▶ _GOAL_: Find the string "Certifications" in the entries and copy each line that has it.
------------------------------------------------------------------------
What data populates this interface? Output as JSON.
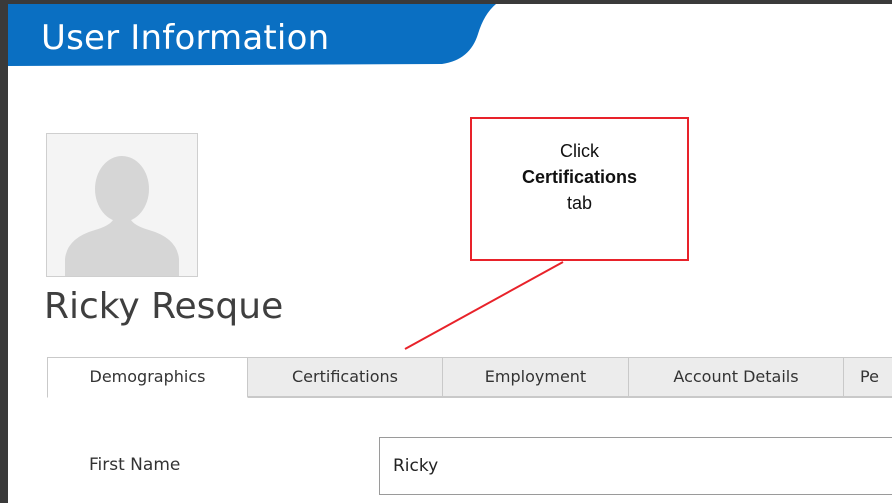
{
  "header": {
    "title": "User Information"
  },
  "profile": {
    "name": "Ricky Resque",
    "avatar_icon": "person-silhouette-icon"
  },
  "tabs": [
    {
      "label": "Demographics",
      "active": true
    },
    {
      "label": "Certifications",
      "active": false
    },
    {
      "label": "Employment",
      "active": false
    },
    {
      "label": "Account Details",
      "active": false
    },
    {
      "label": "Pe",
      "active": false
    }
  ],
  "form": {
    "first_name_label": "First Name",
    "first_name_value": "Ricky"
  },
  "callout": {
    "line1": "Click",
    "line2": "Certifications",
    "line3": "tab"
  },
  "colors": {
    "header_blue": "#0a6fc2",
    "callout_red": "#e8222a",
    "frame_dark": "#3a3a3a"
  }
}
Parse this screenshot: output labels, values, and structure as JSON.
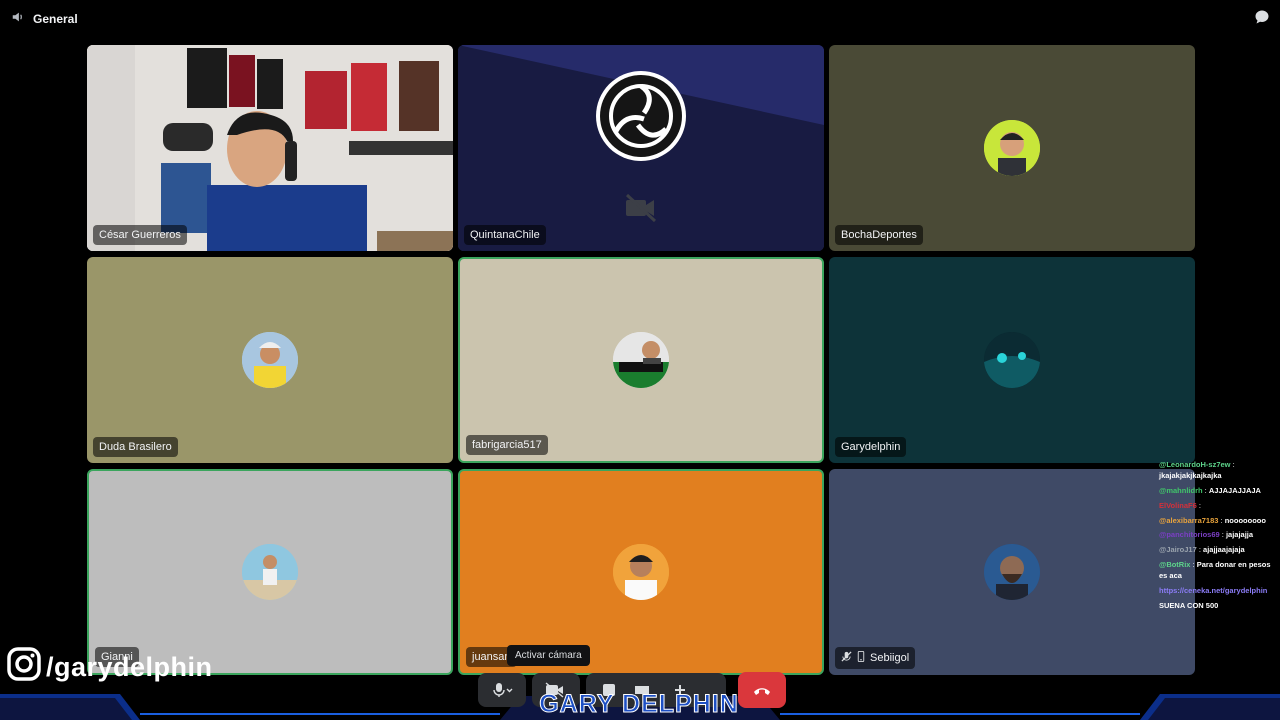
{
  "header": {
    "channel_name": "General"
  },
  "tiles": [
    {
      "name": "César Guerreros"
    },
    {
      "name": "QuintanaChile"
    },
    {
      "name": "BochaDeportes"
    },
    {
      "name": "Duda Brasilero"
    },
    {
      "name": "fabrigarcia517"
    },
    {
      "name": "Garydelphin"
    },
    {
      "name": "Gianni"
    },
    {
      "name": "juansan"
    },
    {
      "name": "Sebiigol"
    }
  ],
  "tooltip": {
    "text": "Activar cámara"
  },
  "overlay": {
    "instagram_handle": "/garydelphin",
    "brand": "GARY DELPHIN"
  },
  "chat": [
    {
      "user": "@LeonardoH-sz7ew",
      "sep": " : ",
      "text": "jkajakjakjkajkajka",
      "color": "#5dd48b"
    },
    {
      "user": "@mahnlidrh",
      "sep": " : ",
      "text": "AJJAJAJJAJA",
      "color": "#40c66a"
    },
    {
      "user": "ElVolinaF6",
      "sep": " : ",
      "text": "",
      "color": "#d4303a"
    },
    {
      "user": "@alexibarra7183",
      "sep": " : ",
      "text": "noooooooo",
      "color": "#e8a33c"
    },
    {
      "user": "@panchitorios69",
      "sep": " : ",
      "text": "jajajajja",
      "color": "#7b3fc4"
    },
    {
      "user": "@JairoJ17",
      "sep": " : ",
      "text": "ajajjaajajaja",
      "color": "#9aa3ad"
    },
    {
      "user": "@BotRix",
      "sep": " : ",
      "text": "Para donar en pesos es aca",
      "color": "#5dd48b"
    },
    {
      "user": "https://ceneka.net/garydelphin",
      "sep": "",
      "text": "",
      "color": "#8b7cf6"
    },
    {
      "user": "",
      "sep": "",
      "text": "SUENA CON 500",
      "color": "#ffffff"
    }
  ],
  "colors": {
    "speaking_border": "#3ba55d",
    "end_call": "#da373c",
    "brand_blue": "#1d4fc4"
  }
}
------------------------------------------------------------------------
▶ _THE OUTPUT_:
      "label": "Certifications",
    "line2": "Certifications",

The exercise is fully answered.